Using the entries that follow, collect the lines where the word "xlabel" appears.

- - - - - - -

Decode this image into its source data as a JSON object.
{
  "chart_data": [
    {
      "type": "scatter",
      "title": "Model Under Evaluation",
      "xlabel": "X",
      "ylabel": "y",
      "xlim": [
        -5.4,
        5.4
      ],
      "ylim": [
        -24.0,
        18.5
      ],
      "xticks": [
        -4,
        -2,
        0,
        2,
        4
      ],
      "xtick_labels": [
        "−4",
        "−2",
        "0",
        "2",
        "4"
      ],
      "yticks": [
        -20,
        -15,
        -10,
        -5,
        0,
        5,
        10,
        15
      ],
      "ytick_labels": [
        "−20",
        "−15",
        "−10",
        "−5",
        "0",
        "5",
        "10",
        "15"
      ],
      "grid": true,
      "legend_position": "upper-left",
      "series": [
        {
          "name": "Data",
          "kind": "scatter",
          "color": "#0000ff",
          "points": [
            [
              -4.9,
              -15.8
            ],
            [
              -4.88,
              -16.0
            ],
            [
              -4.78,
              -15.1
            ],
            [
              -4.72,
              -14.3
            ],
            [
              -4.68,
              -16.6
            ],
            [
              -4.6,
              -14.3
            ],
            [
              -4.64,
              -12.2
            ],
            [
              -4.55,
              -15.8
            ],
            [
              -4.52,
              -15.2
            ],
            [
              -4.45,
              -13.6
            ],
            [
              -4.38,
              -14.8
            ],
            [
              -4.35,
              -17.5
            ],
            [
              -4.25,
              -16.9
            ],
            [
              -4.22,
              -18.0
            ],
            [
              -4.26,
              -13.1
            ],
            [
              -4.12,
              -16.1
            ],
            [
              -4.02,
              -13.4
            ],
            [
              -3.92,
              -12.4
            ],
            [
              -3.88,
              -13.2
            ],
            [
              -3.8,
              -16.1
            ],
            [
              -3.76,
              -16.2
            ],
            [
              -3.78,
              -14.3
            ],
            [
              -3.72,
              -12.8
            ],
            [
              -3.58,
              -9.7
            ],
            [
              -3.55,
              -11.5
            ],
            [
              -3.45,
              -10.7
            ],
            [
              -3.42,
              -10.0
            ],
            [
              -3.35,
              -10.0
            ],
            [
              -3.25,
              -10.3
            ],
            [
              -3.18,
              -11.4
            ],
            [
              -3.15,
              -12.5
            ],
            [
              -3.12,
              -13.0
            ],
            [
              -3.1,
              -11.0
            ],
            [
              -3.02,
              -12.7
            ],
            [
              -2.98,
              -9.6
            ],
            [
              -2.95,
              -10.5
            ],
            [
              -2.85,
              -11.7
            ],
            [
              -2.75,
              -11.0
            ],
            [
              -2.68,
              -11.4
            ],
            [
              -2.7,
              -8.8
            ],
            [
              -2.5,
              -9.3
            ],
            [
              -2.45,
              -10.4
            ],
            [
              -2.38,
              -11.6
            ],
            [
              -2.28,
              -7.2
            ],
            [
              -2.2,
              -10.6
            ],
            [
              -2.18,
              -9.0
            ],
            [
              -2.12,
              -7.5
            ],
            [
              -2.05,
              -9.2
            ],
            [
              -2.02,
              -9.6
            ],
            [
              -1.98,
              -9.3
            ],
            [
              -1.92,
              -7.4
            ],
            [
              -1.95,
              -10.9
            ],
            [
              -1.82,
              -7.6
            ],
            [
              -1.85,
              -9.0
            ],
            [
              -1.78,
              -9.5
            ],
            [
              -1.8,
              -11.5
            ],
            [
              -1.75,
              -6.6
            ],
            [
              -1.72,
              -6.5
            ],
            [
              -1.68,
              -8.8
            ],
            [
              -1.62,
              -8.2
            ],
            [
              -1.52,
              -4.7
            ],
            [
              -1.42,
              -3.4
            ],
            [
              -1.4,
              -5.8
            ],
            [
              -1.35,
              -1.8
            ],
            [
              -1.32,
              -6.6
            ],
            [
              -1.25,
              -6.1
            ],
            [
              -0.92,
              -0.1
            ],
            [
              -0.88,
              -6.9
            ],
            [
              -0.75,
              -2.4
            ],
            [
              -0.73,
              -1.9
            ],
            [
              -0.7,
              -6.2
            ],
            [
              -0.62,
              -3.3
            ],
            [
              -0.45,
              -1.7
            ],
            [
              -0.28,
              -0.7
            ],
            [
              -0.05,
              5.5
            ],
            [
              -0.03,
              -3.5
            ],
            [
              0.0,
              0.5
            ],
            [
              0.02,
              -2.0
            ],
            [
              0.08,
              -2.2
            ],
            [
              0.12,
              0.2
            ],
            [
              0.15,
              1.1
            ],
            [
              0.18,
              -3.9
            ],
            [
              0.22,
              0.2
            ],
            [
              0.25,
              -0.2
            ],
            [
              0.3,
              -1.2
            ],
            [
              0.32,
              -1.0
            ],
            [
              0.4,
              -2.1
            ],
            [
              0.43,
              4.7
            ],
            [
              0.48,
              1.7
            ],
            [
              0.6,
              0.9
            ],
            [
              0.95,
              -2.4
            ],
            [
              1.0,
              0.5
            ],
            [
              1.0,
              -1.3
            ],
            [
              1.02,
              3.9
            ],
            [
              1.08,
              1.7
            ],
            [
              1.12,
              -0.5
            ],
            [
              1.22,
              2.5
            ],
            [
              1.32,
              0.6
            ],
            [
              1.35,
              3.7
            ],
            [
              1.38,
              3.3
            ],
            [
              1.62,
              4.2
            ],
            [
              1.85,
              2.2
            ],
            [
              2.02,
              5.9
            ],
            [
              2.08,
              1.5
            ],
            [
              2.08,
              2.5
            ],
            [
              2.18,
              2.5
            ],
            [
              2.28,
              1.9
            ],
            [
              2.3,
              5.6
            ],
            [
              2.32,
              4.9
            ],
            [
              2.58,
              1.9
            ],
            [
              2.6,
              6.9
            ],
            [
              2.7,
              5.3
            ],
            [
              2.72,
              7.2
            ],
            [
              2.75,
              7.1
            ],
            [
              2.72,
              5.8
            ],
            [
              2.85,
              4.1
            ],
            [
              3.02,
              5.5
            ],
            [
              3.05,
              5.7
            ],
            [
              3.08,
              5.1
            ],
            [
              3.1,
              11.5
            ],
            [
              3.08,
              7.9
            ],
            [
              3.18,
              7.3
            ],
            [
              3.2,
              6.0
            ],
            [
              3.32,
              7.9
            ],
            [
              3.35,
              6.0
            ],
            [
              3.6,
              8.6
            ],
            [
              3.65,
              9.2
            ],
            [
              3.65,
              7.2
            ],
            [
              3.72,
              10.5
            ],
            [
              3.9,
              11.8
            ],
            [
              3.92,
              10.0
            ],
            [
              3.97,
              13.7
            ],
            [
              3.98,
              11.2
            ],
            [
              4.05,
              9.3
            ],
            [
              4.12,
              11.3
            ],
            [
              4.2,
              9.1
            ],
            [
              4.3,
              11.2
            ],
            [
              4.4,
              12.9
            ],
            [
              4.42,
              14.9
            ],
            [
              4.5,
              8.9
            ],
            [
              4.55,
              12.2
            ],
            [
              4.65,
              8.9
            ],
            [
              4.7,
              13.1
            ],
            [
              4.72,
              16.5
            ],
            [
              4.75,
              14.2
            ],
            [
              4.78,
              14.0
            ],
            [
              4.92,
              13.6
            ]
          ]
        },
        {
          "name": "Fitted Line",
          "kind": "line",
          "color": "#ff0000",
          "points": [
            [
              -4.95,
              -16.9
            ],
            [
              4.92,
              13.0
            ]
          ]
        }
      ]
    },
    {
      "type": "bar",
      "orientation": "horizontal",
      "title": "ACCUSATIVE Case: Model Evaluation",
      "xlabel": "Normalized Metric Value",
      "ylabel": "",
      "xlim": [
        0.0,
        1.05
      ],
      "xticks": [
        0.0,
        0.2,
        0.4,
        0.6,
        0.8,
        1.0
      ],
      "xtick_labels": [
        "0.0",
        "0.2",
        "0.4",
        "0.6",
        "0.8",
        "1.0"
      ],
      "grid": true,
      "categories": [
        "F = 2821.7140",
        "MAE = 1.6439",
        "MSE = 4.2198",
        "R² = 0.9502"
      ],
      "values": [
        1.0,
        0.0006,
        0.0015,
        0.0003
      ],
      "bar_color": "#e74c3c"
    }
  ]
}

- - - - - - -

Output of the task
      "xlabel": "X",
      "xlabel": "Normalized Metric Value",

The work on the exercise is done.